● **Excerpted records**:
+ + + + + + +
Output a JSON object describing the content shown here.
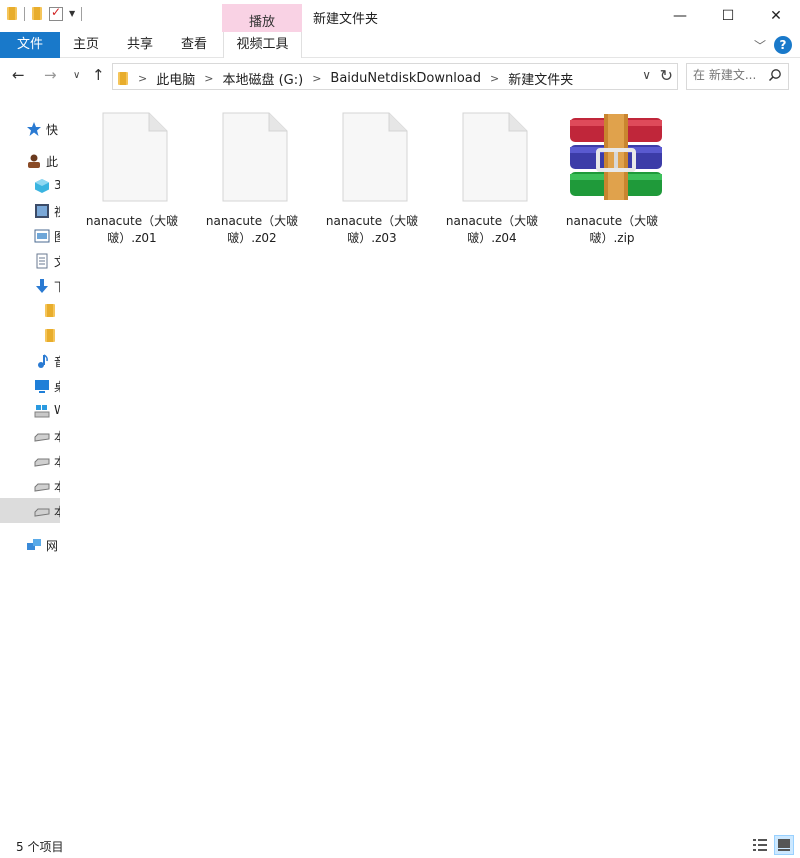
{
  "window": {
    "title": "新建文件夹",
    "contextual_tab": "播放",
    "caption": {
      "minimize": "—",
      "maximize": "☐",
      "close": "✕"
    }
  },
  "ribbon": {
    "tabs": [
      "文件",
      "主页",
      "共享",
      "查看",
      "视频工具"
    ],
    "help": "?"
  },
  "address": {
    "crumbs": [
      "此电脑",
      "本地磁盘 (G:)",
      "BaiduNetdiskDownload",
      "新建文件夹"
    ],
    "search_placeholder": "在 新建文..."
  },
  "sidebar": {
    "items": [
      {
        "label": "快",
        "icon": "star-icon"
      },
      {
        "label": "此",
        "icon": "pc-icon"
      },
      {
        "label": "3",
        "icon": "3d-objects-icon"
      },
      {
        "label": "视",
        "icon": "video-icon"
      },
      {
        "label": "图",
        "icon": "picture-icon"
      },
      {
        "label": "文",
        "icon": "document-icon"
      },
      {
        "label": "下",
        "icon": "download-icon"
      },
      {
        "label": "",
        "icon": "folder-icon"
      },
      {
        "label": "",
        "icon": "folder-icon"
      },
      {
        "label": "音",
        "icon": "music-icon"
      },
      {
        "label": "桌",
        "icon": "desktop-icon"
      },
      {
        "label": "W",
        "icon": "windows-drive-icon"
      },
      {
        "label": "本",
        "icon": "drive-icon"
      },
      {
        "label": "本",
        "icon": "drive-icon"
      },
      {
        "label": "本",
        "icon": "drive-icon"
      },
      {
        "label": "本",
        "icon": "drive-icon"
      },
      {
        "label": "网",
        "icon": "network-icon"
      }
    ]
  },
  "files": [
    {
      "line1": "nanacute（大啵",
      "line2": "啵）.z01",
      "type": "doc"
    },
    {
      "line1": "nanacute（大啵",
      "line2": "啵）.z02",
      "type": "doc"
    },
    {
      "line1": "nanacute（大啵",
      "line2": "啵）.z03",
      "type": "doc"
    },
    {
      "line1": "nanacute（大啵",
      "line2": "啵）.z04",
      "type": "doc"
    },
    {
      "line1": "nanacute（大啵",
      "line2": "啵）.zip",
      "type": "winrar"
    }
  ],
  "status": {
    "item_count": "5 个项目"
  },
  "colors": {
    "accent": "#1979ca",
    "contextual_tab": "#f9d2e4",
    "selected_nav": "#dcdcdc"
  }
}
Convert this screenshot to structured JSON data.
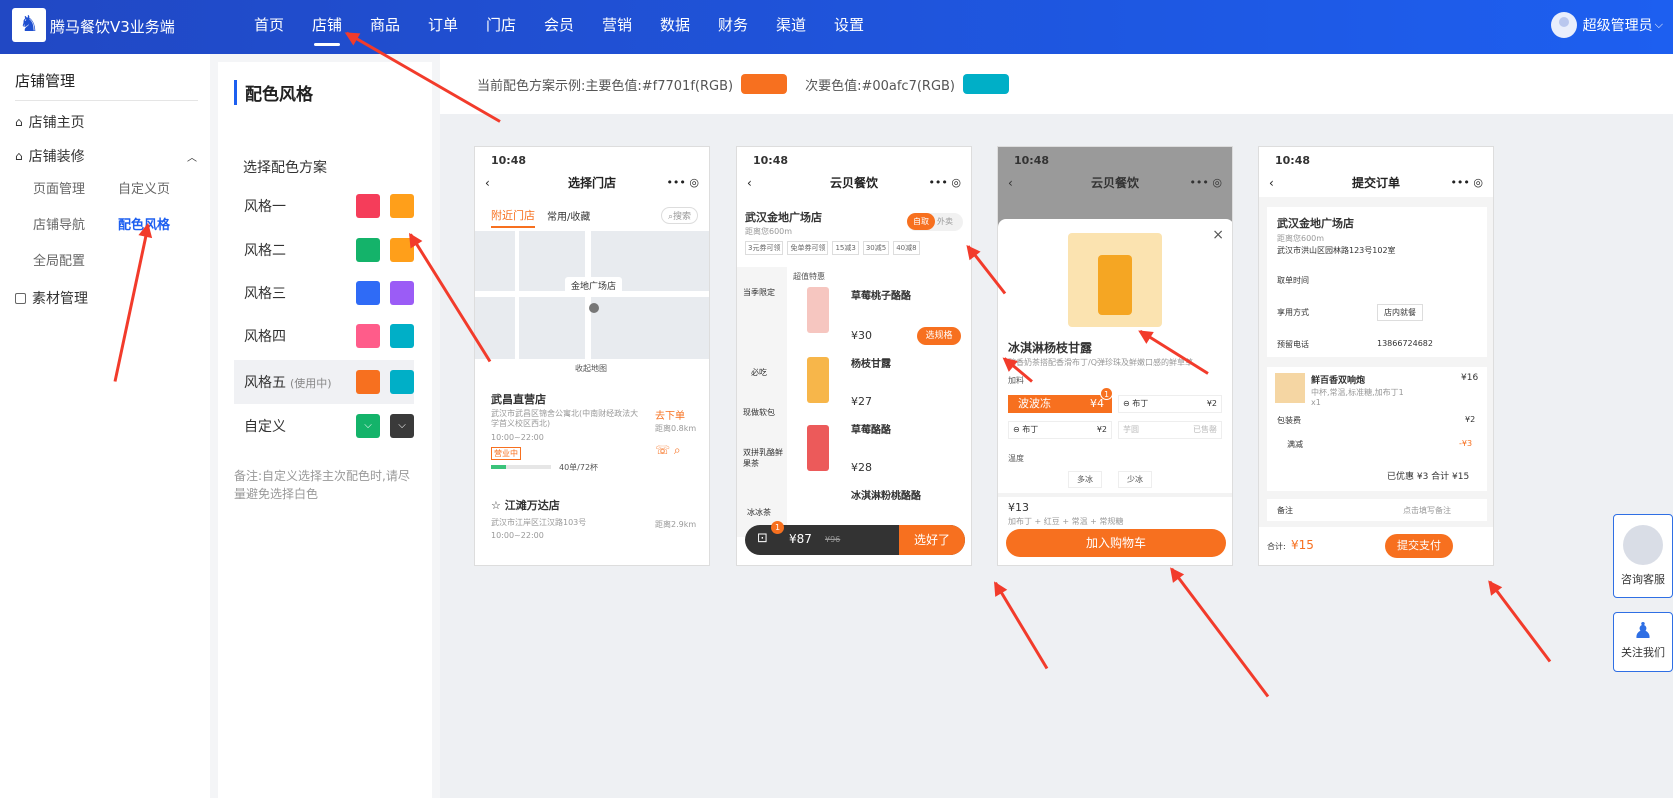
+ + + + + + +
● **Task statement**: All of the data above should be transcribed verbatim, with pictures omitted.

● **Written response**:
Output a JSON object describing the content shown here.
{
  "window": {
    "title": "新建文件夹",
    "contextual_tab": "播放",
    "caption": {
      "minimize": "—",
      "maximize": "☐",
      "close": "✕"
    }
  },
  "ribbon": {
    "tabs": [
      "文件",
      "主页",
      "共享",
      "查看",
      "视频工具"
    ],
    "help": "?"
  },
  "address": {
    "crumbs": [
      "此电脑",
      "本地磁盘 (G:)",
      "BaiduNetdiskDownload",
      "新建文件夹"
    ],
    "search_placeholder": "在 新建文..."
  },
  "sidebar": {
    "items": [
      {
        "label": "快",
        "icon": "star-icon"
      },
      {
        "label": "此",
        "icon": "pc-icon"
      },
      {
        "label": "3",
        "icon": "3d-objects-icon"
      },
      {
        "label": "视",
        "icon": "video-icon"
      },
      {
        "label": "图",
        "icon": "picture-icon"
      },
      {
        "label": "文",
        "icon": "document-icon"
      },
      {
        "label": "下",
        "icon": "download-icon"
      },
      {
        "label": "",
        "icon": "folder-icon"
      },
      {
        "label": "",
        "icon": "folder-icon"
      },
      {
        "label": "音",
        "icon": "music-icon"
      },
      {
        "label": "桌",
        "icon": "desktop-icon"
      },
      {
        "label": "W",
        "icon": "windows-drive-icon"
      },
      {
        "label": "本",
        "icon": "drive-icon"
      },
      {
        "label": "本",
        "icon": "drive-icon"
      },
      {
        "label": "本",
        "icon": "drive-icon"
      },
      {
        "label": "本",
        "icon": "drive-icon"
      },
      {
        "label": "网",
        "icon": "network-icon"
      }
    ]
  },
  "files": [
    {
      "line1": "nanacute（大啵",
      "line2": "啵）.z01",
      "type": "doc"
    },
    {
      "line1": "nanacute（大啵",
      "line2": "啵）.z02",
      "type": "doc"
    },
    {
      "line1": "nanacute（大啵",
      "line2": "啵）.z03",
      "type": "doc"
    },
    {
      "line1": "nanacute（大啵",
      "line2": "啵）.z04",
      "type": "doc"
    },
    {
      "line1": "nanacute（大啵",
      "line2": "啵）.zip",
      "type": "winrar"
    }
  ],
  "status": {
    "item_count": "5 个项目"
  },
  "colors": {
    "accent": "#1979ca",
    "contextual_tab": "#f9d2e4",
    "selected_nav": "#dcdcdc"
  }
}
Convert this screenshot to structured JSON data.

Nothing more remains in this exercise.